§ RECORDS TO USE:
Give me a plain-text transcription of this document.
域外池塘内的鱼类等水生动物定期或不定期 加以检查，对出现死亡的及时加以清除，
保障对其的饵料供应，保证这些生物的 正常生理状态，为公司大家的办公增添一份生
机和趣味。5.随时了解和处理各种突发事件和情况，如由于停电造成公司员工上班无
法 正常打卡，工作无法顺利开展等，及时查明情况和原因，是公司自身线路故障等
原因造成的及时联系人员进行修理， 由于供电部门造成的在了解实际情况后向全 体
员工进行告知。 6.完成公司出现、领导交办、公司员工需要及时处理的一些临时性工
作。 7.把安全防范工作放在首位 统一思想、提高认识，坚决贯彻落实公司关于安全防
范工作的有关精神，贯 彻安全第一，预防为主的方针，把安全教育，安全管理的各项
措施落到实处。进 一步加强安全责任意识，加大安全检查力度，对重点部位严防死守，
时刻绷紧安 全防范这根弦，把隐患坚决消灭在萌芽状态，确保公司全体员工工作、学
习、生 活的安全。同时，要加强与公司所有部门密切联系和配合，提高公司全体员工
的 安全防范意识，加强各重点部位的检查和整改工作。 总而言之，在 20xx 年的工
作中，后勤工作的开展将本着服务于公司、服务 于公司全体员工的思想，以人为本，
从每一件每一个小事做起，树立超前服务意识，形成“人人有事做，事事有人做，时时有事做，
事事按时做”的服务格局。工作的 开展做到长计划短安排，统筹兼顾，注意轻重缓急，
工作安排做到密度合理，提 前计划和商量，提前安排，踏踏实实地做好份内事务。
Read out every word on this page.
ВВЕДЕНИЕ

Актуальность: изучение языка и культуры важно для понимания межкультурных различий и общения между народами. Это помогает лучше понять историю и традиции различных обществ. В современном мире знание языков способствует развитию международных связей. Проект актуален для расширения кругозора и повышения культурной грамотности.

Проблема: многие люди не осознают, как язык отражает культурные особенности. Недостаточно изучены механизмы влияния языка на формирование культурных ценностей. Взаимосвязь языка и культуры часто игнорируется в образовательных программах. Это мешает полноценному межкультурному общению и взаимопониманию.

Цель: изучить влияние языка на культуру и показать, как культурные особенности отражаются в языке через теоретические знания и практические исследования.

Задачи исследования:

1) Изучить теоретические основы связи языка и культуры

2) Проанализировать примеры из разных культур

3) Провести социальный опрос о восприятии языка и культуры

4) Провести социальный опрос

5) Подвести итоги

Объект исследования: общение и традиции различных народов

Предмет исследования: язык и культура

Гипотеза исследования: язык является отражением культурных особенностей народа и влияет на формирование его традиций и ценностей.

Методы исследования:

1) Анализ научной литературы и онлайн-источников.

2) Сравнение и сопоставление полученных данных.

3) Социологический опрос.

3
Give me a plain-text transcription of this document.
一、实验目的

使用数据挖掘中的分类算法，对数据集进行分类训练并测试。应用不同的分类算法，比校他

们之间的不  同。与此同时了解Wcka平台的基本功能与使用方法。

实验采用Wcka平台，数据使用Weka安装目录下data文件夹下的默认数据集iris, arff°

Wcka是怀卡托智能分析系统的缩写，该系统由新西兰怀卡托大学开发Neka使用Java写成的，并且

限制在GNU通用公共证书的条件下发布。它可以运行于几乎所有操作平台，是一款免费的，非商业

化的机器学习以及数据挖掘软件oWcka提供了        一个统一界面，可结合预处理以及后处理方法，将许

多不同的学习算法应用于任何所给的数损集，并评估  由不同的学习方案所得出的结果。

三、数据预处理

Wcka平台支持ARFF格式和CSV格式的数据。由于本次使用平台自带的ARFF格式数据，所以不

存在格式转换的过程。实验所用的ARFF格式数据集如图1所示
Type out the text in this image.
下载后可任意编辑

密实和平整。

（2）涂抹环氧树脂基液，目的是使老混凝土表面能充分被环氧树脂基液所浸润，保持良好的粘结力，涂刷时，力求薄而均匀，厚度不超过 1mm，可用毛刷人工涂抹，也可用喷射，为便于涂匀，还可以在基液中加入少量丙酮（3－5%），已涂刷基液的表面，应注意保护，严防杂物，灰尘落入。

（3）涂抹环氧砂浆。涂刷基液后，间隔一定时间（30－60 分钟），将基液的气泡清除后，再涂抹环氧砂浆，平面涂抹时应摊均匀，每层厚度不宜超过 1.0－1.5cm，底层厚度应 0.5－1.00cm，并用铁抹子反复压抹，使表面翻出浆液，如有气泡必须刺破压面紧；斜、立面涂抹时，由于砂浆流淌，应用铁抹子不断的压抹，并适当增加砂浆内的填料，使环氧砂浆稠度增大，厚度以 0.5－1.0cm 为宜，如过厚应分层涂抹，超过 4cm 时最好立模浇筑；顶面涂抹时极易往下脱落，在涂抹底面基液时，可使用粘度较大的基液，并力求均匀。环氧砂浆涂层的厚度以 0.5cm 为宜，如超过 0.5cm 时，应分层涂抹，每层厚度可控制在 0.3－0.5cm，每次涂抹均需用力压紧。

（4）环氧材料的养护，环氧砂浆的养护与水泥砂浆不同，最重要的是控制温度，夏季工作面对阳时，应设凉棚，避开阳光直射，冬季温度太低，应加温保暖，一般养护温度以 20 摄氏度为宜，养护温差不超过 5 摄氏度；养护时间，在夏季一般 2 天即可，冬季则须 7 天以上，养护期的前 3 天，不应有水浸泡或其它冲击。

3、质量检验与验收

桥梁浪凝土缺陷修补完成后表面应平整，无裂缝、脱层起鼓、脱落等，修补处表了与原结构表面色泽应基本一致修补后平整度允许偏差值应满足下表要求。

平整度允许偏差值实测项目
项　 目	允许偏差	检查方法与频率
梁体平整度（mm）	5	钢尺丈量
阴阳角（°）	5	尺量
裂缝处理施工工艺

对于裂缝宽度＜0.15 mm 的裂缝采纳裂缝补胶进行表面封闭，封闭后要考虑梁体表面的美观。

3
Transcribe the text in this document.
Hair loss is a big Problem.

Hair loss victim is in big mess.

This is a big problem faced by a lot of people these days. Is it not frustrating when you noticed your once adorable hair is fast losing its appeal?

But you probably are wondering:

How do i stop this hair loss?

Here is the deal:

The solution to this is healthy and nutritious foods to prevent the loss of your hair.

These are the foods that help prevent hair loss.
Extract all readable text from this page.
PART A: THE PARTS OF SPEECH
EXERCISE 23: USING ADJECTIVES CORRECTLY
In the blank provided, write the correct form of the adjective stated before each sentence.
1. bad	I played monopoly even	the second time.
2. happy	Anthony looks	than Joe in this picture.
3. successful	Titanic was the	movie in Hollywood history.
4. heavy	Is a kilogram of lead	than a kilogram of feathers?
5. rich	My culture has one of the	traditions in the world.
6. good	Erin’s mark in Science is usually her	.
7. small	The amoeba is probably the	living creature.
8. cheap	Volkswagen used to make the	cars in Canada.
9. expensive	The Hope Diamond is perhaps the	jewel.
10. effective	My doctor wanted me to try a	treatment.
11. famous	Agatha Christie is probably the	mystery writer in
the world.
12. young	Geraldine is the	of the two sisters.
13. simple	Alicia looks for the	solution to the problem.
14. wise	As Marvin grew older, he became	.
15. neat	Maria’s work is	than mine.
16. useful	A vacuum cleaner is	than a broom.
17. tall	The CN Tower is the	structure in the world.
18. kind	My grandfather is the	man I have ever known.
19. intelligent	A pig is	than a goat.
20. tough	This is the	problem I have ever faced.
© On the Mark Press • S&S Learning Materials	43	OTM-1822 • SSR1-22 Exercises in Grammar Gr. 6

§ WHAT TO WORK ON: Reproduce, word for word, every line starting at the line that contains "Extract all readable text from this page." and ending with the final line of the entries.

§ WORKED ANSWER:
Extract all readable text from this page.
PART A: THE PARTS OF SPEECH
EXERCISE 23: USING ADJECTIVES CORRECTLY
In the blank provided, write the correct form of the adjective stated before each sentence.
1. bad	I played monopoly even	the second time.
2. happy	Anthony looks	than Joe in this picture.
3. successful	Titanic was the	movie in Hollywood history.
4. heavy	Is a kilogram of lead	than a kilogram of feathers?
5. rich	My culture has one of the	traditions in the world.
6. good	Erin’s mark in Science is usually her	.
7. small	The amoeba is probably the	living creature.
8. cheap	Volkswagen used to make the	cars in Canada.
9. expensive	The Hope Diamond is perhaps the	jewel.
10. effective	My doctor wanted me to try a	treatment.
11. famous	Agatha Christie is probably the	mystery writer in
the world.
12. young	Geraldine is the	of the two sisters.
13. simple	Alicia looks for the	solution to the problem.
14. wise	As Marvin grew older, he became	.
15. neat	Maria’s work is	than mine.
16. useful	A vacuum cleaner is	than a broom.
17. tall	The CN Tower is the	structure in the world.
18. kind	My grandfather is the	man I have ever known.
19. intelligent	A pig is	than a goat.
20. tough	This is the	problem I have ever faced.
© On the Mark Press • S&S Learning Materials	43	OTM-1822 • SSR1-22 Exercises in Grammar Gr. 6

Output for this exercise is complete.